[Start of Stored data]

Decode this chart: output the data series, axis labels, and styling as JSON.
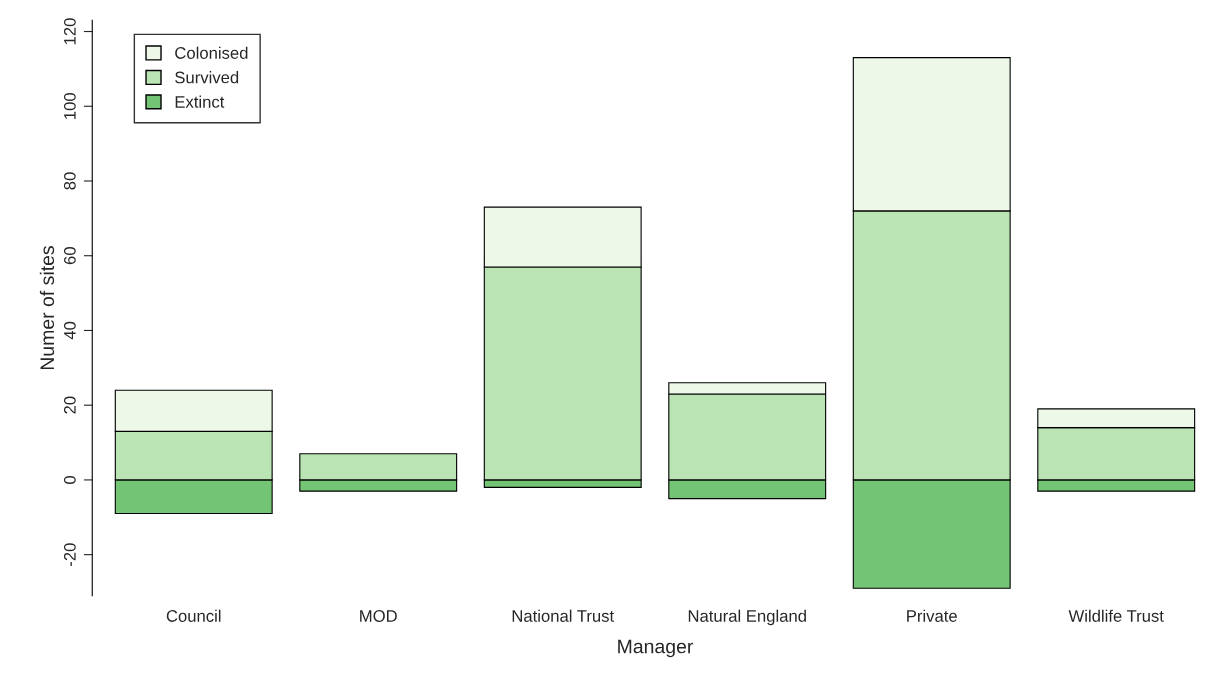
{
  "chart_data": {
    "type": "bar",
    "stacked": true,
    "xlabel": "Manager",
    "ylabel": "Numer of sites",
    "categories": [
      "Council",
      "MOD",
      "National Trust",
      "Natural England",
      "Private",
      "Wildlife Trust"
    ],
    "series": [
      {
        "name": "Extinct",
        "color": "#74c476",
        "values": [
          -9,
          -3,
          -2,
          -5,
          -29,
          -3
        ]
      },
      {
        "name": "Survived",
        "color": "#bae4b3",
        "values": [
          13,
          7,
          57,
          23,
          72,
          14
        ]
      },
      {
        "name": "Colonised",
        "color": "#edf8e9",
        "values": [
          11,
          null,
          16,
          3,
          41,
          5
        ]
      }
    ],
    "ylim": [
      -31,
      123
    ],
    "yticks": [
      -20,
      0,
      20,
      40,
      60,
      80,
      100,
      120
    ],
    "grid": false,
    "legend": "top left"
  }
}
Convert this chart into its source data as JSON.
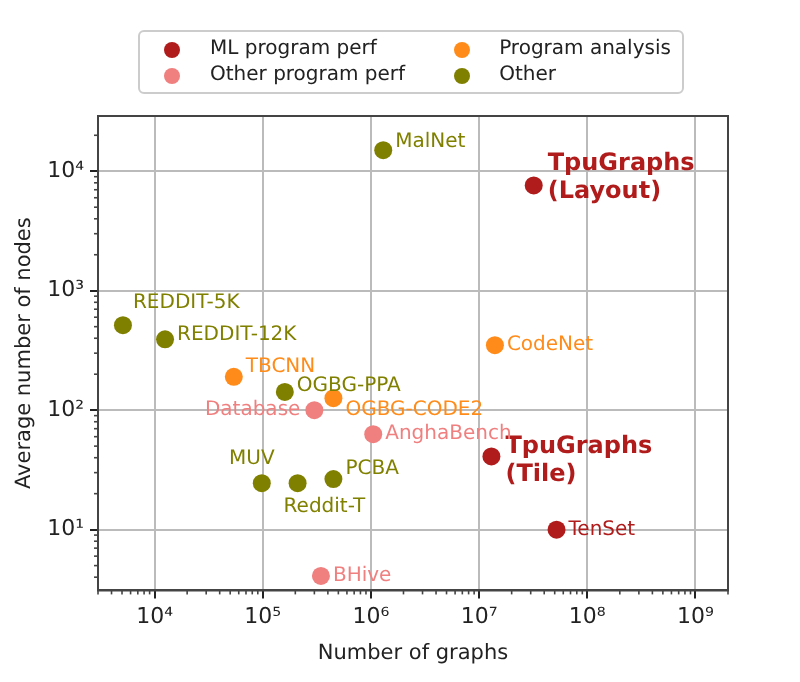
{
  "chart_data": {
    "type": "scatter",
    "xlabel": "Number of graphs",
    "ylabel": "Average number of nodes",
    "log": "xy",
    "grid": true,
    "legend": "top",
    "marker": "circle",
    "xlim": [
      3000,
      2000000000
    ],
    "ylim": [
      3.1,
      29000
    ],
    "xticks": [
      {
        "value": 10000,
        "label": "10⁴"
      },
      {
        "value": 100000,
        "label": "10⁵"
      },
      {
        "value": 1000000,
        "label": "10⁶"
      },
      {
        "value": 10000000,
        "label": "10⁷"
      },
      {
        "value": 100000000,
        "label": "10⁸"
      },
      {
        "value": 1000000000,
        "label": "10⁹"
      }
    ],
    "yticks": [
      {
        "value": 10,
        "label": "10¹"
      },
      {
        "value": 100,
        "label": "10²"
      },
      {
        "value": 1000,
        "label": "10³"
      },
      {
        "value": 10000,
        "label": "10⁴"
      }
    ],
    "series": [
      {
        "name": "ML program perf",
        "color": "#b01c1c",
        "x": [
          32000000,
          13000000,
          52000000
        ],
        "values": [
          7600,
          41,
          10
        ]
      },
      {
        "name": "Other program perf",
        "color": "#f08080",
        "x": [
          300000,
          1050000,
          345000
        ],
        "values": [
          100,
          63,
          4.1
        ]
      },
      {
        "name": "Program analysis",
        "color": "#ff8c1a",
        "x": [
          54000,
          450000,
          14000000
        ],
        "values": [
          190,
          126,
          350
        ]
      },
      {
        "name": "Other",
        "color": "#808000",
        "x": [
          1300000,
          5100,
          12500,
          160000,
          98000,
          210000,
          450000
        ],
        "values": [
          15000,
          515,
          392,
          142,
          24.5,
          24.5,
          26.5
        ]
      }
    ],
    "annotations": [
      {
        "text": "TpuGraphs\n(Layout)",
        "x": 32000000,
        "y": 7600
      },
      {
        "text": "TpuGraphs\n(Tile)",
        "x": 13000000,
        "y": 41
      },
      {
        "text": "TenSet",
        "x": 52000000,
        "y": 10
      },
      {
        "text": "Database",
        "x": 300000,
        "y": 100
      },
      {
        "text": "AnghaBench",
        "x": 1050000,
        "y": 63
      },
      {
        "text": "BHive",
        "x": 345000,
        "y": 4.1
      },
      {
        "text": "TBCNN",
        "x": 54000,
        "y": 190
      },
      {
        "text": "OGBG-CODE2",
        "x": 450000,
        "y": 126
      },
      {
        "text": "CodeNet",
        "x": 14000000,
        "y": 350
      },
      {
        "text": "MalNet",
        "x": 1300000,
        "y": 15000
      },
      {
        "text": "REDDIT-5K",
        "x": 5100,
        "y": 515
      },
      {
        "text": "REDDIT-12K",
        "x": 12500,
        "y": 392
      },
      {
        "text": "OGBG-PPA",
        "x": 160000,
        "y": 142
      },
      {
        "text": "MUV",
        "x": 98000,
        "y": 24.5
      },
      {
        "text": "Reddit-T",
        "x": 210000,
        "y": 24.5
      },
      {
        "text": "PCBA",
        "x": 450000,
        "y": 26.5
      }
    ]
  }
}
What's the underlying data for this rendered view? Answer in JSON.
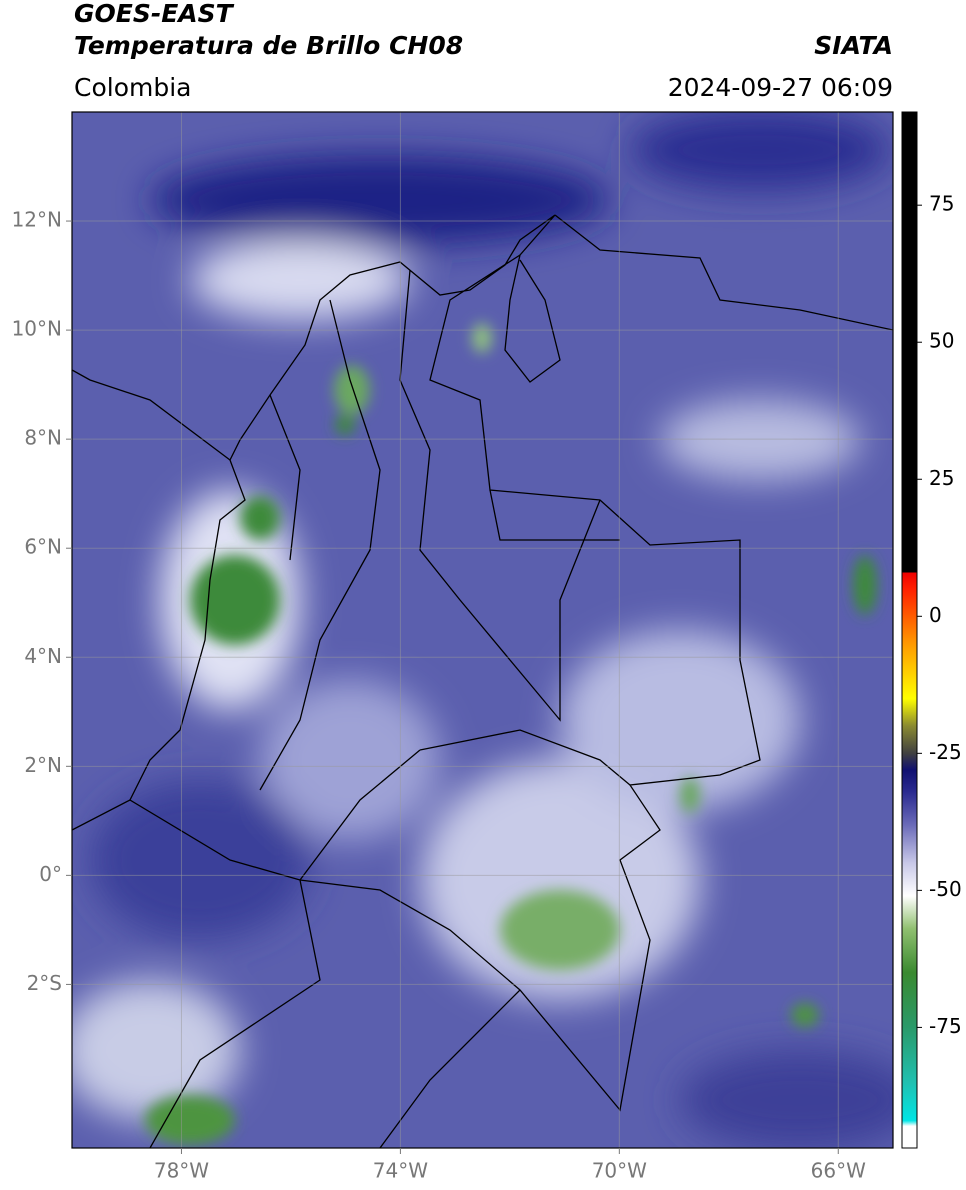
{
  "header": {
    "title": "GOES-EAST",
    "subtitle": "Temperatura de Brillo CH08",
    "source": "SIATA",
    "region": "Colombia",
    "timestamp": "2024-09-27 06:09"
  },
  "map": {
    "xlim": [
      -80,
      -65
    ],
    "ylim": [
      -5,
      14
    ],
    "xticks": [
      {
        "value": -78,
        "label": "78°W"
      },
      {
        "value": -74,
        "label": "74°W"
      },
      {
        "value": -70,
        "label": "70°W"
      },
      {
        "value": -66,
        "label": "66°W"
      }
    ],
    "yticks": [
      {
        "value": 12,
        "label": "12°N"
      },
      {
        "value": 10,
        "label": "10°N"
      },
      {
        "value": 8,
        "label": "8°N"
      },
      {
        "value": 6,
        "label": "6°N"
      },
      {
        "value": 4,
        "label": "4°N"
      },
      {
        "value": 2,
        "label": "2°N"
      },
      {
        "value": 0,
        "label": "0°"
      },
      {
        "value": -2,
        "label": "2°S"
      }
    ],
    "grid": true
  },
  "colorbar": {
    "clim": [
      -97,
      92
    ],
    "ticks": [
      75,
      50,
      25,
      0,
      -25,
      -50,
      -75
    ],
    "stops": [
      [
        -97,
        "#ffffff"
      ],
      [
        -93,
        "#ffffff"
      ],
      [
        -92,
        "#00e5e5"
      ],
      [
        -85,
        "#20c0b0"
      ],
      [
        -75,
        "#2a9a6a"
      ],
      [
        -65,
        "#3a8a30"
      ],
      [
        -57,
        "#90c070"
      ],
      [
        -51,
        "#ffffff"
      ],
      [
        -45,
        "#c8c8e8"
      ],
      [
        -38,
        "#6a6ab8"
      ],
      [
        -32,
        "#2a2a90"
      ],
      [
        -28,
        "#101070"
      ],
      [
        -25,
        "#404040"
      ],
      [
        -20,
        "#8a8a30"
      ],
      [
        -15,
        "#ffff00"
      ],
      [
        -5,
        "#ff9900"
      ],
      [
        5,
        "#ff2000"
      ],
      [
        8,
        "#ee0000"
      ],
      [
        8,
        "#000000"
      ],
      [
        92,
        "#000000"
      ]
    ]
  }
}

[End of Stored data]

What the task requires =>
Do not copy the pictures, but repeat every line exactly.

Task solution =>
Decode this chart: output the data series, axis labels, and styling as JSON.
{
  "chart_data": {
    "type": "bar",
    "stacked": true,
    "xlabel": "Manager",
    "ylabel": "Numer of sites",
    "categories": [
      "Council",
      "MOD",
      "National Trust",
      "Natural England",
      "Private",
      "Wildlife Trust"
    ],
    "series": [
      {
        "name": "Extinct",
        "color": "#74c476",
        "values": [
          -9,
          -3,
          -2,
          -5,
          -29,
          -3
        ]
      },
      {
        "name": "Survived",
        "color": "#bae4b3",
        "values": [
          13,
          7,
          57,
          23,
          72,
          14
        ]
      },
      {
        "name": "Colonised",
        "color": "#edf8e9",
        "values": [
          11,
          null,
          16,
          3,
          41,
          5
        ]
      }
    ],
    "ylim": [
      -31,
      123
    ],
    "yticks": [
      -20,
      0,
      20,
      40,
      60,
      80,
      100,
      120
    ],
    "grid": false,
    "legend": "top left"
  }
}
Convert this chart into its source data as JSON.
{
  "chart_data": {
    "type": "scatter",
    "xlabel": "Number of graphs",
    "ylabel": "Average number of nodes",
    "log": "xy",
    "grid": true,
    "legend": "top",
    "marker": "circle",
    "xlim": [
      3000,
      2000000000
    ],
    "ylim": [
      3.1,
      29000
    ],
    "xticks": [
      {
        "value": 10000,
        "label": "10⁴"
      },
      {
        "value": 100000,
        "label": "10⁵"
      },
      {
        "value": 1000000,
        "label": "10⁶"
      },
      {
        "value": 10000000,
        "label": "10⁷"
      },
      {
        "value": 100000000,
        "label": "10⁸"
      },
      {
        "value": 1000000000,
        "label": "10⁹"
      }
    ],
    "yticks": [
      {
        "value": 10,
        "label": "10¹"
      },
      {
        "value": 100,
        "label": "10²"
      },
      {
        "value": 1000,
        "label": "10³"
      },
      {
        "value": 10000,
        "label": "10⁴"
      }
    ],
    "series": [
      {
        "name": "ML program perf",
        "color": "#b01c1c",
        "x": [
          32000000,
          13000000,
          52000000
        ],
        "values": [
          7600,
          41,
          10
        ]
      },
      {
        "name": "Other program perf",
        "color": "#f08080",
        "x": [
          300000,
          1050000,
          345000
        ],
        "values": [
          100,
          63,
          4.1
        ]
      },
      {
        "name": "Program analysis",
        "color": "#ff8c1a",
        "x": [
          54000,
          450000,
          14000000
        ],
        "values": [
          190,
          126,
          350
        ]
      },
      {
        "name": "Other",
        "color": "#808000",
        "x": [
          1300000,
          5100,
          12500,
          160000,
          98000,
          210000,
          450000
        ],
        "values": [
          15000,
          515,
          392,
          142,
          24.5,
          24.5,
          26.5
        ]
      }
    ],
    "annotations": [
      {
        "text": "TpuGraphs\n(Layout)",
        "x": 32000000,
        "y": 7600
      },
      {
        "text": "TpuGraphs\n(Tile)",
        "x": 13000000,
        "y": 41
      },
      {
        "text": "TenSet",
        "x": 52000000,
        "y": 10
      },
      {
        "text": "Database",
        "x": 300000,
        "y": 100
      },
      {
        "text": "AnghaBench",
        "x": 1050000,
        "y": 63
      },
      {
        "text": "BHive",
        "x": 345000,
        "y": 4.1
      },
      {
        "text": "TBCNN",
        "x": 54000,
        "y": 190
      },
      {
        "text": "OGBG-CODE2",
        "x": 450000,
        "y": 126
      },
      {
        "text": "CodeNet",
        "x": 14000000,
        "y": 350
      },
      {
        "text": "MalNet",
        "x": 1300000,
        "y": 15000
      },
      {
        "text": "REDDIT-5K",
        "x": 5100,
        "y": 515
      },
      {
        "text": "REDDIT-12K",
        "x": 12500,
        "y": 392
      },
      {
        "text": "OGBG-PPA",
        "x": 160000,
        "y": 142
      },
      {
        "text": "MUV",
        "x": 98000,
        "y": 24.5
      },
      {
        "text": "Reddit-T",
        "x": 210000,
        "y": 24.5
      },
      {
        "text": "PCBA",
        "x": 450000,
        "y": 26.5
      }
    ]
  }
}
What's the underlying data for this rendered view? Answer in JSON.
{
  "header": {
    "title": "GOES-EAST",
    "subtitle": "Temperatura de Brillo CH08",
    "source": "SIATA",
    "region": "Colombia",
    "timestamp": "2024-09-27 06:09"
  },
  "map": {
    "xlim": [
      -80,
      -65
    ],
    "ylim": [
      -5,
      14
    ],
    "xticks": [
      {
        "value": -78,
        "label": "78°W"
      },
      {
        "value": -74,
        "label": "74°W"
      },
      {
        "value": -70,
        "label": "70°W"
      },
      {
        "value": -66,
        "label": "66°W"
      }
    ],
    "yticks": [
      {
        "value": 12,
        "label": "12°N"
      },
      {
        "value": 10,
        "label": "10°N"
      },
      {
        "value": 8,
        "label": "8°N"
      },
      {
        "value": 6,
        "label": "6°N"
      },
      {
        "value": 4,
        "label": "4°N"
      },
      {
        "value": 2,
        "label": "2°N"
      },
      {
        "value": 0,
        "label": "0°"
      },
      {
        "value": -2,
        "label": "2°S"
      }
    ],
    "grid": true
  },
  "colorbar": {
    "clim": [
      -97,
      92
    ],
    "ticks": [
      75,
      50,
      25,
      0,
      -25,
      -50,
      -75
    ],
    "stops": [
      [
        -97,
        "#ffffff"
      ],
      [
        -93,
        "#ffffff"
      ],
      [
        -92,
        "#00e5e5"
      ],
      [
        -85,
        "#20c0b0"
      ],
      [
        -75,
        "#2a9a6a"
      ],
      [
        -65,
        "#3a8a30"
      ],
      [
        -57,
        "#90c070"
      ],
      [
        -51,
        "#ffffff"
      ],
      [
        -45,
        "#c8c8e8"
      ],
      [
        -38,
        "#6a6ab8"
      ],
      [
        -32,
        "#2a2a90"
      ],
      [
        -28,
        "#101070"
      ],
      [
        -25,
        "#404040"
      ],
      [
        -20,
        "#8a8a30"
      ],
      [
        -15,
        "#ffff00"
      ],
      [
        -5,
        "#ff9900"
      ],
      [
        5,
        "#ff2000"
      ],
      [
        8,
        "#ee0000"
      ],
      [
        8,
        "#000000"
      ],
      [
        92,
        "#000000"
      ]
    ]
  }
}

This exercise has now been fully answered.